**Written problem**
Print every entry exactly as written.

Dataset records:
----------------------------------------
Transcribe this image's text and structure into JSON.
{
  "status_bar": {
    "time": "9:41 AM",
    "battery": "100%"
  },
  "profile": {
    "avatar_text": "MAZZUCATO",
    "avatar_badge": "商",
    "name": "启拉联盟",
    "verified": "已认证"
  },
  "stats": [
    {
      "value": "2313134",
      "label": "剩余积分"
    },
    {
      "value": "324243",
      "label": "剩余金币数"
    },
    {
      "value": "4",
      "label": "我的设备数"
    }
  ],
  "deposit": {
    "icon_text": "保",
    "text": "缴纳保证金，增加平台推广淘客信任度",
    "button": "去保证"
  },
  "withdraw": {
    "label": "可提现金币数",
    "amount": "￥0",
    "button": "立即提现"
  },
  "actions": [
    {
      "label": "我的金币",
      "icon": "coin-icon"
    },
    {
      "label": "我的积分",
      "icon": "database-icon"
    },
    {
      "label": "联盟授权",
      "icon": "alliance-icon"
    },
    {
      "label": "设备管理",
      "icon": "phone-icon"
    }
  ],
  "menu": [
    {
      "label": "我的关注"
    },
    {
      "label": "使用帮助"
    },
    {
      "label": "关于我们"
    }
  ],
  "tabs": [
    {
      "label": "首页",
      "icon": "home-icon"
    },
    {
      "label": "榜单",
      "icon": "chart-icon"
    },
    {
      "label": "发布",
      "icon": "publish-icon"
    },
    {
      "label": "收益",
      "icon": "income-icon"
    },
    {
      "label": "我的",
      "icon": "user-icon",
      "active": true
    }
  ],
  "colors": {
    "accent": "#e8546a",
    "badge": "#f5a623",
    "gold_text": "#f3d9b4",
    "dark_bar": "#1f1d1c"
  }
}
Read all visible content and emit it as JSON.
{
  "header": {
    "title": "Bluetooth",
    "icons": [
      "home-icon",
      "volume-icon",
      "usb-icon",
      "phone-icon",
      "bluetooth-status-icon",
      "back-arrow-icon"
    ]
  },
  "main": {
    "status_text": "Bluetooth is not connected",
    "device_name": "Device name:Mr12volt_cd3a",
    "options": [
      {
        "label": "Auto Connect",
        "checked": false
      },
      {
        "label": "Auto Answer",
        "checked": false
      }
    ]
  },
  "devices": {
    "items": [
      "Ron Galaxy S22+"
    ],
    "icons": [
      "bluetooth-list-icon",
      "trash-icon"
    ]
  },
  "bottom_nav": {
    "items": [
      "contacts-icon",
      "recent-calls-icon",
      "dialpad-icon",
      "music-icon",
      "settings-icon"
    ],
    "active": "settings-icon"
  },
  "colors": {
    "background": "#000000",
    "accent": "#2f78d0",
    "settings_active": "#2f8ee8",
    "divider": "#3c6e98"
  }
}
----------------------------------------
**Result for this exercise**
Transcribe this image's text and structure into JSON.
{
  "status_bar": {
    "time": "9:41 AM",
    "battery": "100%"
  },
  "profile": {
    "avatar_text": "MAZZUCATO",
    "avatar_badge": "商",
    "name": "启拉联盟",
    "verified": "已认证"
  },
  "stats": [
    {
      "value": "2313134",
      "label": "剩余积分"
    },
    {
      "value": "324243",
      "label": "剩余金币数"
    },
    {
      "value": "4",
      "label": "我的设备数"
    }
  ],
  "deposit": {
    "icon_text": "保",
    "text": "缴纳保证金，增加平台推广淘客信任度",
    "button": "去保证"
  },
  "withdraw": {
    "label": "可提现金币数",
    "amount": "￥0",
    "button": "立即提现"
  },
  "actions": [
    {
      "label": "我的金币",
      "icon": "coin-icon"
    },
    {
      "label": "我的积分",
      "icon": "database-icon"
    },
    {
      "label": "联盟授权",
      "icon": "alliance-icon"
    },
    {
      "label": "设备管理",
      "icon": "phone-icon"
    }
  ],
  "menu": [
    {
      "label": "我的关注"
    },
    {
      "label": "使用帮助"
    },
    {
      "label": "关于我们"
    }
  ],
  "tabs": [
    {
      "label": "首页",
      "icon": "home-icon"
    },
    {
      "label": "榜单",
      "icon": "chart-icon"
    },
    {
      "label": "发布",
      "icon": "publish-icon"
    },
    {
      "label": "收益",
      "icon": "income-icon"
    },
    {
      "label": "我的",
      "icon": "user-icon",
      "active": true
    }
  ],
  "colors": {
    "accent": "#e8546a",
    "badge": "#f5a623",
    "gold_text": "#f3d9b4",
    "dark_bar": "#1f1d1c"
  }
}
Read all visible content and emit it as JSON.
{
  "header": {
    "title": "Bluetooth",
    "icons": [
      "home-icon",
      "volume-icon",
      "usb-icon",
      "phone-icon",
      "bluetooth-status-icon",
      "back-arrow-icon"
    ]
  },
  "main": {
    "status_text": "Bluetooth is not connected",
    "device_name": "Device name:Mr12volt_cd3a",
    "options": [
      {
        "label": "Auto Connect",
        "checked": false
      },
      {
        "label": "Auto Answer",
        "checked": false
      }
    ]
  },
  "devices": {
    "items": [
      "Ron Galaxy S22+"
    ],
    "icons": [
      "bluetooth-list-icon",
      "trash-icon"
    ]
  },
  "bottom_nav": {
    "items": [
      "contacts-icon",
      "recent-calls-icon",
      "dialpad-icon",
      "music-icon",
      "settings-icon"
    ],
    "active": "settings-icon"
  },
  "colors": {
    "background": "#000000",
    "accent": "#2f78d0",
    "settings_active": "#2f8ee8",
    "divider": "#3c6e98"
  }
}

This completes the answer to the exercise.